## REQUIRED TASK
Retype each entry below, keeping every character the same.

## DATASET ENTRIES
========================================

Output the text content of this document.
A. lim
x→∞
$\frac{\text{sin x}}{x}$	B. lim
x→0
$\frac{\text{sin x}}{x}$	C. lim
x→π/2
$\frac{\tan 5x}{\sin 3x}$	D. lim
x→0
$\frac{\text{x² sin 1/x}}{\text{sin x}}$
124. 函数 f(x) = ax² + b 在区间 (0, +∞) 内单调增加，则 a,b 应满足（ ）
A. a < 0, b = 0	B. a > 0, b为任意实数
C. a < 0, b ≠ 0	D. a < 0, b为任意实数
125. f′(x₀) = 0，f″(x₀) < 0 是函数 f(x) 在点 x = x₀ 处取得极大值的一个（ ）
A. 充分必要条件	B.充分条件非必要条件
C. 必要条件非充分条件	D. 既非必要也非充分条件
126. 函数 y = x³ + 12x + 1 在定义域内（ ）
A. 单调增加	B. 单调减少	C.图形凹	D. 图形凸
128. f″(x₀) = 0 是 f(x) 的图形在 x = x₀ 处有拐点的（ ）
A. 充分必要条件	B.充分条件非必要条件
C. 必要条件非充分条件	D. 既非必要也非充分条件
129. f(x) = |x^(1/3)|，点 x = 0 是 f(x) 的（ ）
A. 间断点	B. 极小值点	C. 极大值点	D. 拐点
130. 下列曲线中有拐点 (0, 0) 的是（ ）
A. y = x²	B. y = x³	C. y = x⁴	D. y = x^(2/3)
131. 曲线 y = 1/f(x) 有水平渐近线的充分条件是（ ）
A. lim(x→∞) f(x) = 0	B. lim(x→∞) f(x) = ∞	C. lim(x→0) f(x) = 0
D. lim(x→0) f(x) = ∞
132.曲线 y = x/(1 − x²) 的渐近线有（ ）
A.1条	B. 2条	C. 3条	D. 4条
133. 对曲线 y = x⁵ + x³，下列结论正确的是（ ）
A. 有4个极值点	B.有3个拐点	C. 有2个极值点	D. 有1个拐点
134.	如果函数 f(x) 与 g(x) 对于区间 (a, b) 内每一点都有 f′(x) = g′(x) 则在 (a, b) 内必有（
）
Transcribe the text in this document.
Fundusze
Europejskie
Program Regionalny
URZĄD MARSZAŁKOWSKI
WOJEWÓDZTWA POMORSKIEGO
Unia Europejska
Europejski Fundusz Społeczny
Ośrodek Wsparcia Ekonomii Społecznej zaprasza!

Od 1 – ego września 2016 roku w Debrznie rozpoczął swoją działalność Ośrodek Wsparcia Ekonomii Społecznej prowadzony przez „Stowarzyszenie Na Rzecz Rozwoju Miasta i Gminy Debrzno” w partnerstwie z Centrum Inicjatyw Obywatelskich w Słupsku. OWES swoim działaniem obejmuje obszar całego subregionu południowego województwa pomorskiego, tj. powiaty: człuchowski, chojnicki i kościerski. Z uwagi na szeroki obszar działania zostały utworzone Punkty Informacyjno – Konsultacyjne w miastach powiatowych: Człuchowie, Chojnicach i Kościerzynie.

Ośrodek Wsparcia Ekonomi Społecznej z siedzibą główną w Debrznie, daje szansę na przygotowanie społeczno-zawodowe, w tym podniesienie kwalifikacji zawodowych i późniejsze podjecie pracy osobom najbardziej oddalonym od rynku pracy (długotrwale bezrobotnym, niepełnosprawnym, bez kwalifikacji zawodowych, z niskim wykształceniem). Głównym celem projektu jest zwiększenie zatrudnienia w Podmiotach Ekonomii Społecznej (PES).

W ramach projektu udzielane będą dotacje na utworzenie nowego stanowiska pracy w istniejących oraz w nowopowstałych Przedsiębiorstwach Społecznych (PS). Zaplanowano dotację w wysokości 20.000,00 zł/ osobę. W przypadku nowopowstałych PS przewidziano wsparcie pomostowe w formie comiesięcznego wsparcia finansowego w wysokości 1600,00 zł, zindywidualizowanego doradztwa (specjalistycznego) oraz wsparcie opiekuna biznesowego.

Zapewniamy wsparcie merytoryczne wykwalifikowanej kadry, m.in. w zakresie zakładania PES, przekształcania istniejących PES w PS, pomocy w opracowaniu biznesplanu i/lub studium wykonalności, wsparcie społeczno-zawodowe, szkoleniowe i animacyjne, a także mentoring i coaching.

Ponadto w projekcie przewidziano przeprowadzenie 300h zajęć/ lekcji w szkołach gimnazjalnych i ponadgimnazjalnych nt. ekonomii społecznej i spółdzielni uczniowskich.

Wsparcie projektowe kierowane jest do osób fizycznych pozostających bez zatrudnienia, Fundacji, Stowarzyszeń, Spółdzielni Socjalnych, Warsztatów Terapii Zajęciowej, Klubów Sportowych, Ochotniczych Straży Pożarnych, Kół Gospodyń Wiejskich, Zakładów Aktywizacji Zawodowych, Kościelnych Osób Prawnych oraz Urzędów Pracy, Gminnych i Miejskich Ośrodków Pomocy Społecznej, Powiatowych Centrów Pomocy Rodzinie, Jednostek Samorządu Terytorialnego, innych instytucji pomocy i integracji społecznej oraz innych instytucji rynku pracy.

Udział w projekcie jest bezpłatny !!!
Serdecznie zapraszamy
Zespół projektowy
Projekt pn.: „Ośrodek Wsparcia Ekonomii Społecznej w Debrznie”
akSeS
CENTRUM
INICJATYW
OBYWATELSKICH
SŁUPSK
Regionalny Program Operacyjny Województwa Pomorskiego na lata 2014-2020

========================================

## SOLUTION TO THIS TASK
Output the text content of this document.
A. lim
x→∞
$\frac{\text{sin x}}{x}$	B. lim
x→0
$\frac{\text{sin x}}{x}$	C. lim
x→π/2
$\frac{\tan 5x}{\sin 3x}$	D. lim
x→0
$\frac{\text{x² sin 1/x}}{\text{sin x}}$
124. 函数 f(x) = ax² + b 在区间 (0, +∞) 内单调增加，则 a,b 应满足（ ）
A. a < 0, b = 0	B. a > 0, b为任意实数
C. a < 0, b ≠ 0	D. a < 0, b为任意实数
125. f′(x₀) = 0，f″(x₀) < 0 是函数 f(x) 在点 x = x₀ 处取得极大值的一个（ ）
A. 充分必要条件	B.充分条件非必要条件
C. 必要条件非充分条件	D. 既非必要也非充分条件
126. 函数 y = x³ + 12x + 1 在定义域内（ ）
A. 单调增加	B. 单调减少	C.图形凹	D. 图形凸
128. f″(x₀) = 0 是 f(x) 的图形在 x = x₀ 处有拐点的（ ）
A. 充分必要条件	B.充分条件非必要条件
C. 必要条件非充分条件	D. 既非必要也非充分条件
129. f(x) = |x^(1/3)|，点 x = 0 是 f(x) 的（ ）
A. 间断点	B. 极小值点	C. 极大值点	D. 拐点
130. 下列曲线中有拐点 (0, 0) 的是（ ）
A. y = x²	B. y = x³	C. y = x⁴	D. y = x^(2/3)
131. 曲线 y = 1/f(x) 有水平渐近线的充分条件是（ ）
A. lim(x→∞) f(x) = 0	B. lim(x→∞) f(x) = ∞	C. lim(x→0) f(x) = 0
D. lim(x→0) f(x) = ∞
132.曲线 y = x/(1 − x²) 的渐近线有（ ）
A.1条	B. 2条	C. 3条	D. 4条
133. 对曲线 y = x⁵ + x³，下列结论正确的是（ ）
A. 有4个极值点	B.有3个拐点	C. 有2个极值点	D. 有1个拐点
134.	如果函数 f(x) 与 g(x) 对于区间 (a, b) 内每一点都有 f′(x) = g′(x) 则在 (a, b) 内必有（
）
Transcribe the text in this document.
Fundusze
Europejskie
Program Regionalny
URZĄD MARSZAŁKOWSKI
WOJEWÓDZTWA POMORSKIEGO
Unia Europejska
Europejski Fundusz Społeczny
Ośrodek Wsparcia Ekonomii Społecznej zaprasza!

Od 1 – ego września 2016 roku w Debrznie rozpoczął swoją działalność Ośrodek Wsparcia Ekonomii Społecznej prowadzony przez „Stowarzyszenie Na Rzecz Rozwoju Miasta i Gminy Debrzno” w partnerstwie z Centrum Inicjatyw Obywatelskich w Słupsku. OWES swoim działaniem obejmuje obszar całego subregionu południowego województwa pomorskiego, tj. powiaty: człuchowski, chojnicki i kościerski. Z uwagi na szeroki obszar działania zostały utworzone Punkty Informacyjno – Konsultacyjne w miastach powiatowych: Człuchowie, Chojnicach i Kościerzynie.

Ośrodek Wsparcia Ekonomi Społecznej z siedzibą główną w Debrznie, daje szansę na przygotowanie społeczno-zawodowe, w tym podniesienie kwalifikacji zawodowych i późniejsze podjecie pracy osobom najbardziej oddalonym od rynku pracy (długotrwale bezrobotnym, niepełnosprawnym, bez kwalifikacji zawodowych, z niskim wykształceniem). Głównym celem projektu jest zwiększenie zatrudnienia w Podmiotach Ekonomii Społecznej (PES).

W ramach projektu udzielane będą dotacje na utworzenie nowego stanowiska pracy w istniejących oraz w nowopowstałych Przedsiębiorstwach Społecznych (PS). Zaplanowano dotację w wysokości 20.000,00 zł/ osobę. W przypadku nowopowstałych PS przewidziano wsparcie pomostowe w formie comiesięcznego wsparcia finansowego w wysokości 1600,00 zł, zindywidualizowanego doradztwa (specjalistycznego) oraz wsparcie opiekuna biznesowego.

Zapewniamy wsparcie merytoryczne wykwalifikowanej kadry, m.in. w zakresie zakładania PES, przekształcania istniejących PES w PS, pomocy w opracowaniu biznesplanu i/lub studium wykonalności, wsparcie społeczno-zawodowe, szkoleniowe i animacyjne, a także mentoring i coaching.

Ponadto w projekcie przewidziano przeprowadzenie 300h zajęć/ lekcji w szkołach gimnazjalnych i ponadgimnazjalnych nt. ekonomii społecznej i spółdzielni uczniowskich.

Wsparcie projektowe kierowane jest do osób fizycznych pozostających bez zatrudnienia, Fundacji, Stowarzyszeń, Spółdzielni Socjalnych, Warsztatów Terapii Zajęciowej, Klubów Sportowych, Ochotniczych Straży Pożarnych, Kół Gospodyń Wiejskich, Zakładów Aktywizacji Zawodowych, Kościelnych Osób Prawnych oraz Urzędów Pracy, Gminnych i Miejskich Ośrodków Pomocy Społecznej, Powiatowych Centrów Pomocy Rodzinie, Jednostek Samorządu Terytorialnego, innych instytucji pomocy i integracji społecznej oraz innych instytucji rynku pracy.

Udział w projekcie jest bezpłatny !!!
Serdecznie zapraszamy
Zespół projektowy
Projekt pn.: „Ośrodek Wsparcia Ekonomii Społecznej w Debrznie”
akSeS
CENTRUM
INICJATYW
OBYWATELSKICH
SŁUPSK
Regionalny Program Operacyjny Województwa Pomorskiego na lata 2014-2020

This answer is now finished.